[Data records]
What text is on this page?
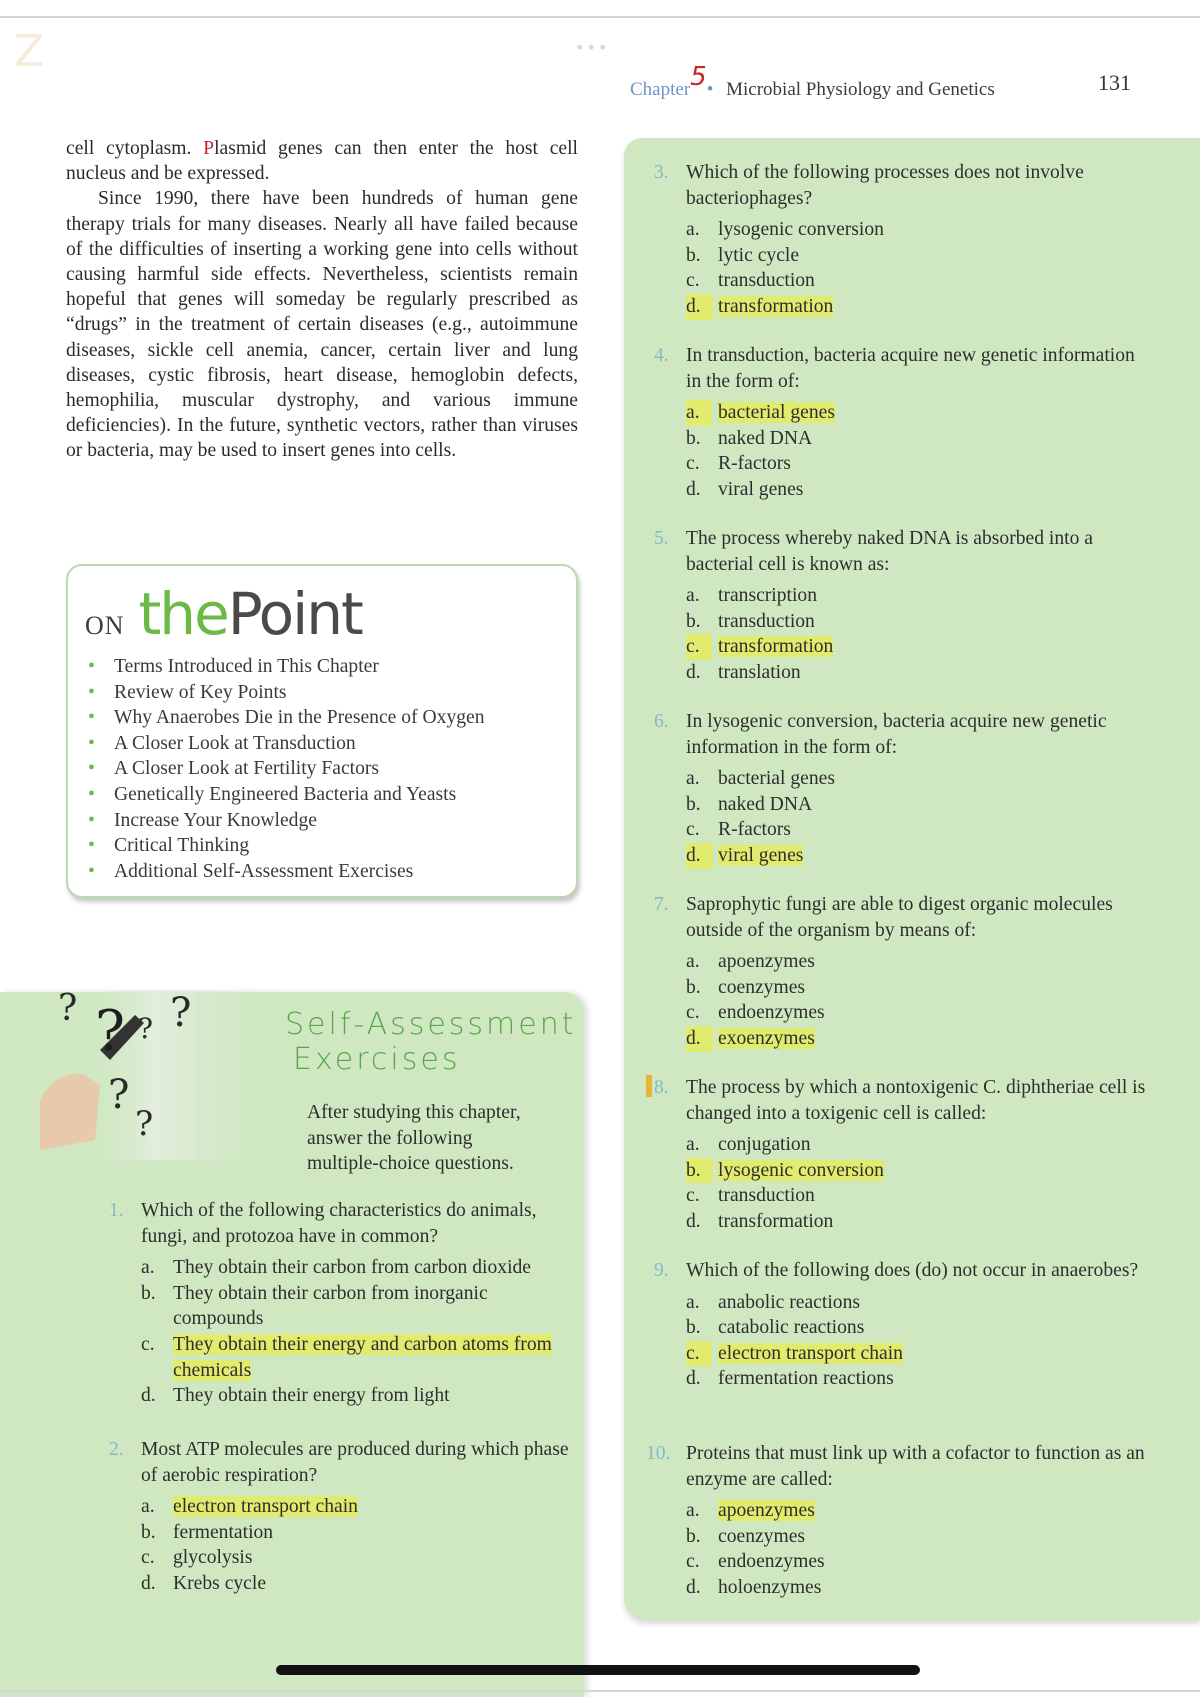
Z	•••
Chapter5• Microbial Physiology and Genetics	131

cell cytoplasm. Plasmid genes can then enter the host cell nucleus and be expressed.

Since 1990, there have been hundreds of human gene therapy trials for many diseases. Nearly all have failed because of the difficulties of inserting a working gene into cells without causing harmful side effects. Nevertheless, scientists remain hopeful that genes will someday be regularly prescribed as “drugs” in the treatment of certain diseases (e.g., autoimmune diseases, sickle cell anemia, cancer, certain liver and lung diseases, cystic fibrosis, heart disease, hemoglobin defects, hemophilia, muscular dystrophy, and various immune deficiencies). In the future, synthetic vectors, rather than viruses or bacteria, may be used to insert genes into cells.

ON thePoint
• Terms Introduced in This Chapter
• Review of Key Points
• Why Anaerobes Die in the Presence of Oxygen
• A Closer Look at Transduction
• A Closer Look at Fertility Factors
• Genetically Engineered Bacteria and Yeasts
• Increase Your Knowledge
• Critical Thinking
• Additional Self-Assessment Exercises
? ? ? ?
?
?
Self-Assessment
Exercises
After studying this chapter,
answer the following
multiple-choice questions.
1. Which of the following characteristics do animals, fungi, and protozoa have in common?

a. They obtain their carbon from carbon dioxide
b. They obtain their carbon from inorganic compounds
c. They obtain their energy and carbon atoms from chemicals
d. They obtain their energy from light
2. Most ATP molecules are produced during which phase of aerobic respiration?

a. electron transport chain
b. fermentation
c. glycolysis
d. Krebs cycle
3. Which of the following processes does not involve bacteriophages?

a. lysogenic conversion
b. lytic cycle
c. transduction
d. transformation
4. In transduction, bacteria acquire new genetic information in the form of:

a. bacterial genes
b. naked DNA
c. R-factors
d. viral genes
5. The process whereby naked DNA is absorbed into a bacterial cell is known as:

a. transcription
b. transduction
c. transformation
d. translation
6. In lysogenic conversion, bacteria acquire new genetic information in the form of:

a. bacterial genes
b. naked DNA
c. R-factors
d. viral genes
7. Saprophytic fungi are able to digest organic molecules outside of the organism by means of:

a. apoenzymes
b. coenzymes
c. endoenzymes
d. exoenzymes
8. The process by which a nontoxigenic C. diphtheriae cell is changed into a toxigenic cell is called:

a. conjugation
b. lysogenic conversion
c. transduction
d. transformation
9. Which of the following does (do) not occur in anaerobes?

a. anabolic reactions
b. catabolic reactions
c. electron transport chain
d. fermentation reactions
10. Proteins that must link up with a cofactor to function as an enzyme are called:

a. apoenzymes
b. coenzymes
c. endoenzymes
d. holoenzymes
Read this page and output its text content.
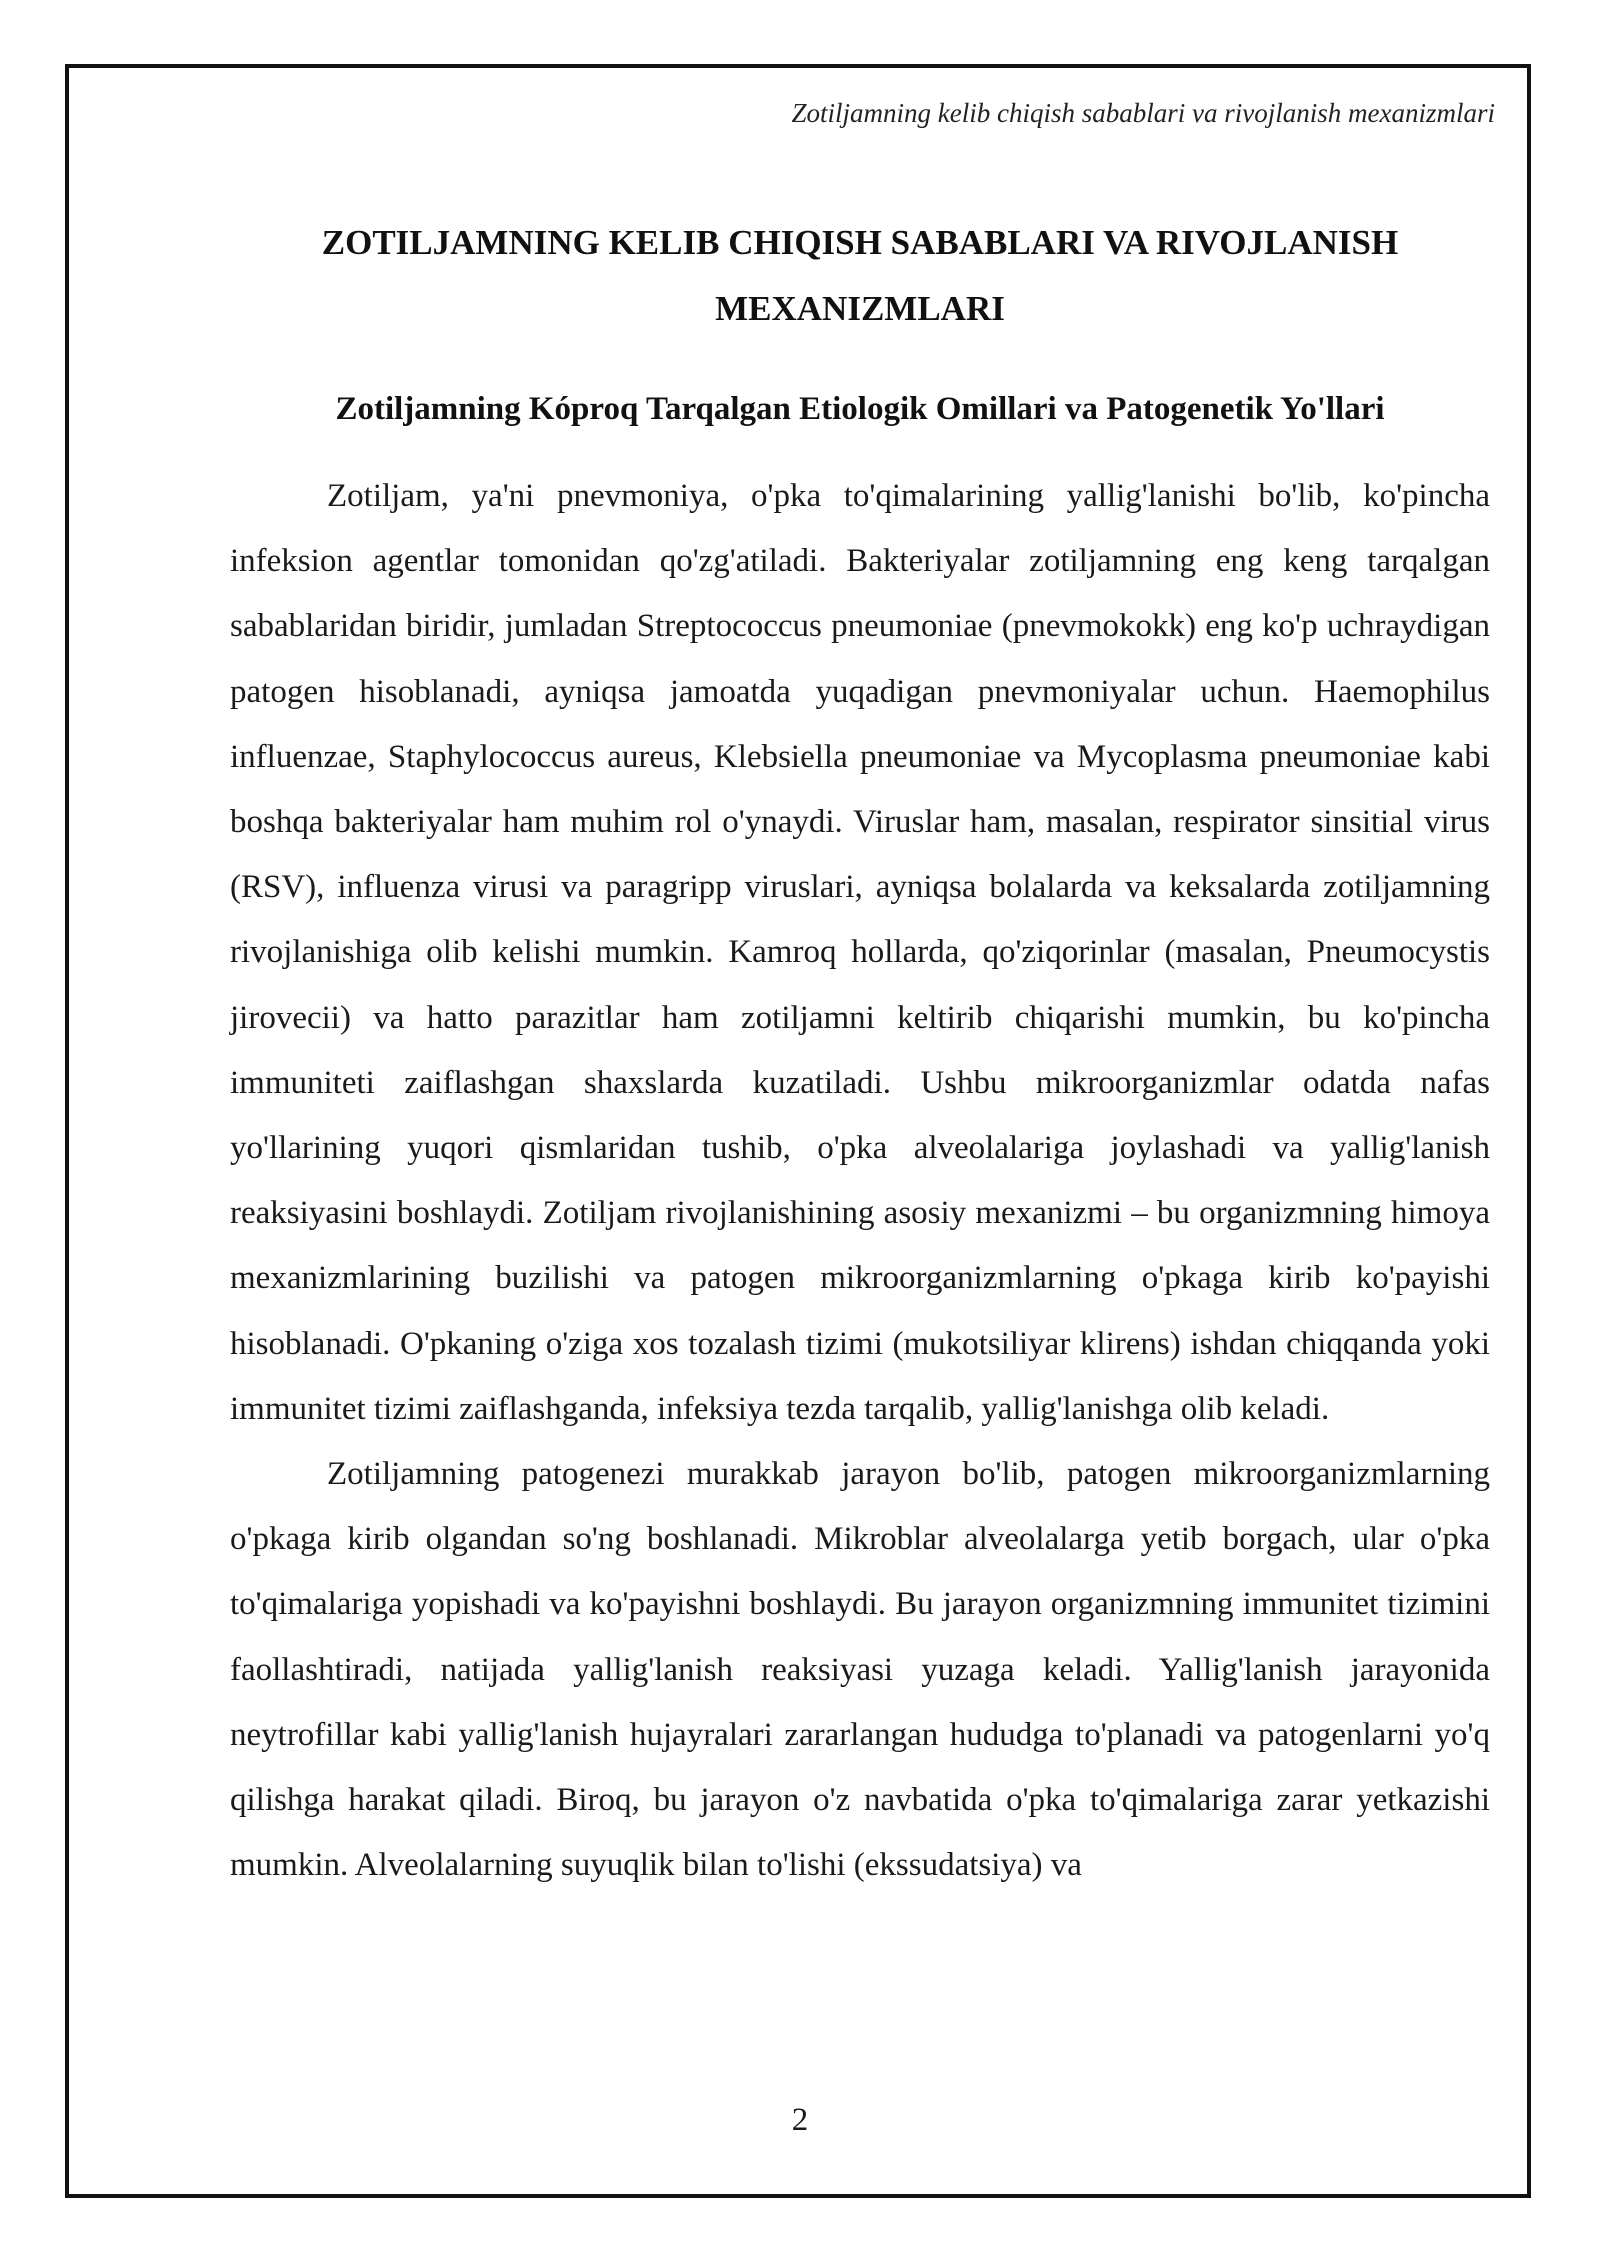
Zotiljamning kelib chiqish sabablari va rivojlanish mexanizmlari
ZOTILJAMNING KELIB CHIQISH SABABLARI VA RIVOJLANISH MEXANIZMLARI
Zotiljamning Kóproq Tarqalgan Etiologik Omillari va Patogenetik Yo'llari

Zotiljam, ya'ni pnevmoniya, o'pka to'qimalarining yallig'lanishi bo'lib, ko'pincha infeksion agentlar tomonidan qo'zg'atiladi. Bakteriyalar zotiljamning eng keng tarqalgan sabablaridan biridir, jumladan Streptococcus pneumoniae (pnevmokokk) eng ko'p uchraydigan patogen hisoblanadi, ayniqsa jamoatda yuqadigan pnevmoniyalar uchun. Haemophilus influenzae, Staphylococcus aureus, Klebsiella pneumoniae va Mycoplasma pneumoniae kabi boshqa bakteriyalar ham muhim rol o'ynaydi. Viruslar ham, masalan, respirator sinsitial virus (RSV), influenza virusi va paragripp viruslari, ayniqsa bolalarda va keksalarda zotiljamning rivojlanishiga olib kelishi mumkin. Kamroq hollarda, qo'ziqorinlar (masalan, Pneumocystis jirovecii) va hatto parazitlar ham zotiljamni keltirib chiqarishi mumkin, bu ko'pincha immuniteti zaiflashgan shaxslarda kuzatiladi. Ushbu mikroorganizmlar odatda nafas yo'llarining yuqori qismlaridan tushib, o'pka alveolalariga joylashadi va yallig'lanish reaksiyasini boshlaydi. Zotiljam rivojlanishining asosiy mexanizmi – bu organizmning himoya mexanizmlarining buzilishi va patogen mikroorganizmlarning o'pkaga kirib ko'payishi hisoblanadi. O'pkaning o'ziga xos tozalash tizimi (mukotsiliyar klirens) ishdan chiqqanda yoki immunitet tizimi zaiflashganda, infeksiya tezda tarqalib, yallig'lanishga olib keladi.

Zotiljamning patogenezi murakkab jarayon bo'lib, patogen mikroorganizmlarning o'pkaga kirib olgandan so'ng boshlanadi. Mikroblar alveolalarga yetib borgach, ular o'pka to'qimalariga yopishadi va ko'payishni boshlaydi. Bu jarayon organizmning immunitet tizimini faollashtiradi, natijada yallig'lanish reaksiyasi yuzaga keladi. Yallig'lanish jarayonida neytrofillar kabi yallig'lanish hujayralari zararlangan hududga to'planadi va patogenlarni yo'q qilishga harakat qiladi. Biroq, bu jarayon o'z navbatida o'pka to'qimalariga zarar yetkazishi mumkin. Alveolalarning suyuqlik bilan to'lishi (ekssudatsiya) va

2
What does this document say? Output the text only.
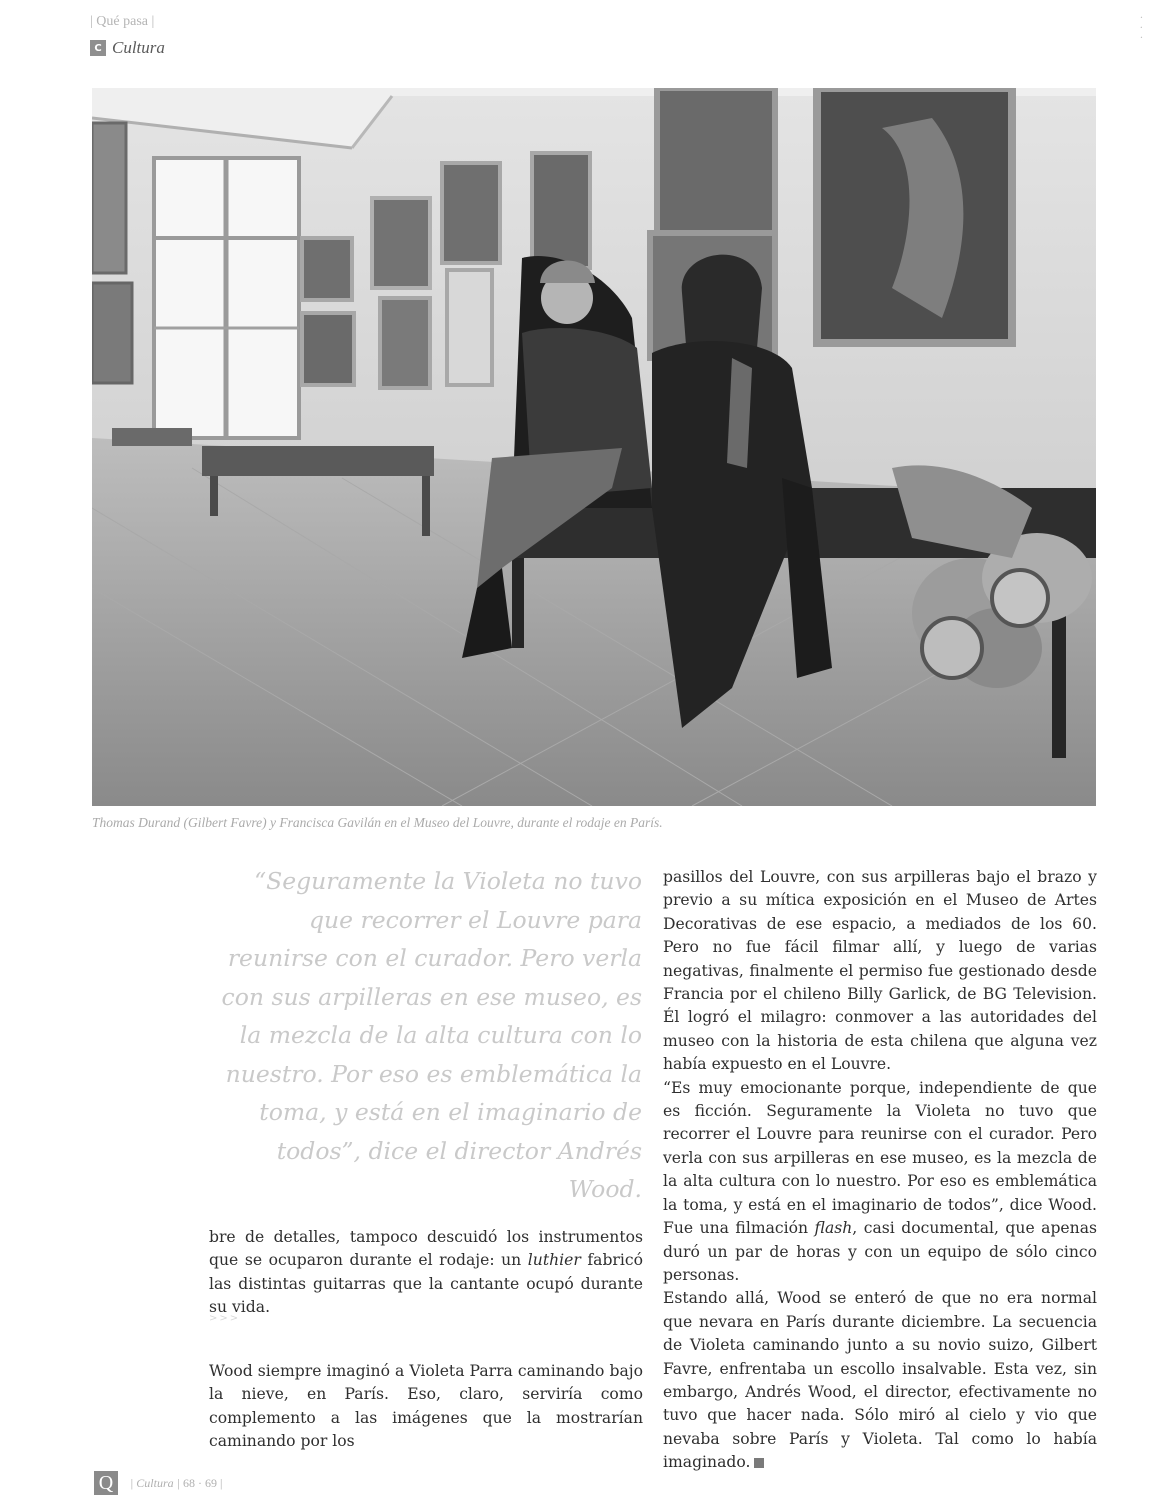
| Qué pasa |
C Cultura
·
·
·
Thomas Durand (Gilbert Favre) y Francisca Gavilán en el Museo del Louvre, durante el rodaje en París.
“Seguramente la Violeta no tuvo que recorrer el Louvre para reunirse con el curador. Pero verla con sus arpilleras en ese museo, es la mezcla de la alta cultura con lo nuestro. Por eso es emblemática la toma, y está en el imaginario de todos”, dice el director Andrés Wood.

bre de detalles, tampoco descuidó los instrumentos que se ocuparon durante el rodaje: un luthier fabricó las distintas guitarras que la cantante ocupó durante su vida.

>>>

Wood siempre imaginó a Violeta Parra caminando bajo la nieve, en París. Eso, claro, serviría como complemento a las imágenes que la mostrarían caminando por los

pasillos del Louvre, con sus arpilleras bajo el brazo y previo a su mítica exposición en el Museo de Artes Decorativas de ese espacio, a mediados de los 60. Pero no fue fácil filmar allí, y luego de varias negativas, finalmente el permiso fue gestionado desde Francia por el chileno Billy Garlick, de BG Television. Él logró el milagro: conmover a las autoridades del museo con la historia de esta chilena que alguna vez había expuesto en el Louvre.

“Es muy emocionante porque, independiente de que es ficción. Seguramente la Violeta no tuvo que recorrer el Louvre para reunirse con el curador. Pero verla con sus arpilleras en ese museo, es la mezcla de la alta cultura con lo nuestro. Por eso es emblemática la toma, y está en el imaginario de todos”, dice Wood. Fue una filmación flash, casi documental, que apenas duró un par de horas y con un equipo de sólo cinco personas.

Estando allá, Wood se enteró de que no era normal que nevara en París durante diciembre. La secuencia de Violeta caminando junto a su novio suizo, Gilbert Favre, enfrentaba un escollo insalvable. Esta vez, sin embargo, Andrés Wood, el director, efectivamente no tuvo que hacer nada. Sólo miró al cielo y vio que nevaba sobre París y Violeta. Tal como lo había imaginado.

Q	| Cultura | 68 · 69 |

WHAT IS REQUIRED:
Find each line in the data above with the word "alta", then copy it.

ANSWER AREA:
“Seguramente la Violeta no tuvo que recorrer el Louvre para reunirse con el curador. Pero verla con sus arpilleras en ese museo, es la mezcla de la alta cultura con lo nuestro. Por eso es emblemática la toma, y está en el imaginario de todos”, dice el director Andrés Wood.
“Es muy emocionante porque, independiente de que es ficción. Seguramente la Violeta no tuvo que recorrer el Louvre para reunirse con el curador. Pero verla con sus arpilleras en ese museo, es la mezcla de la alta cultura con lo nuestro. Por eso es emblemática la toma, y está en el imaginario de todos”, dice Wood. Fue una filmación flash, casi documental, que apenas duró un par de horas y con un equipo de sólo cinco personas.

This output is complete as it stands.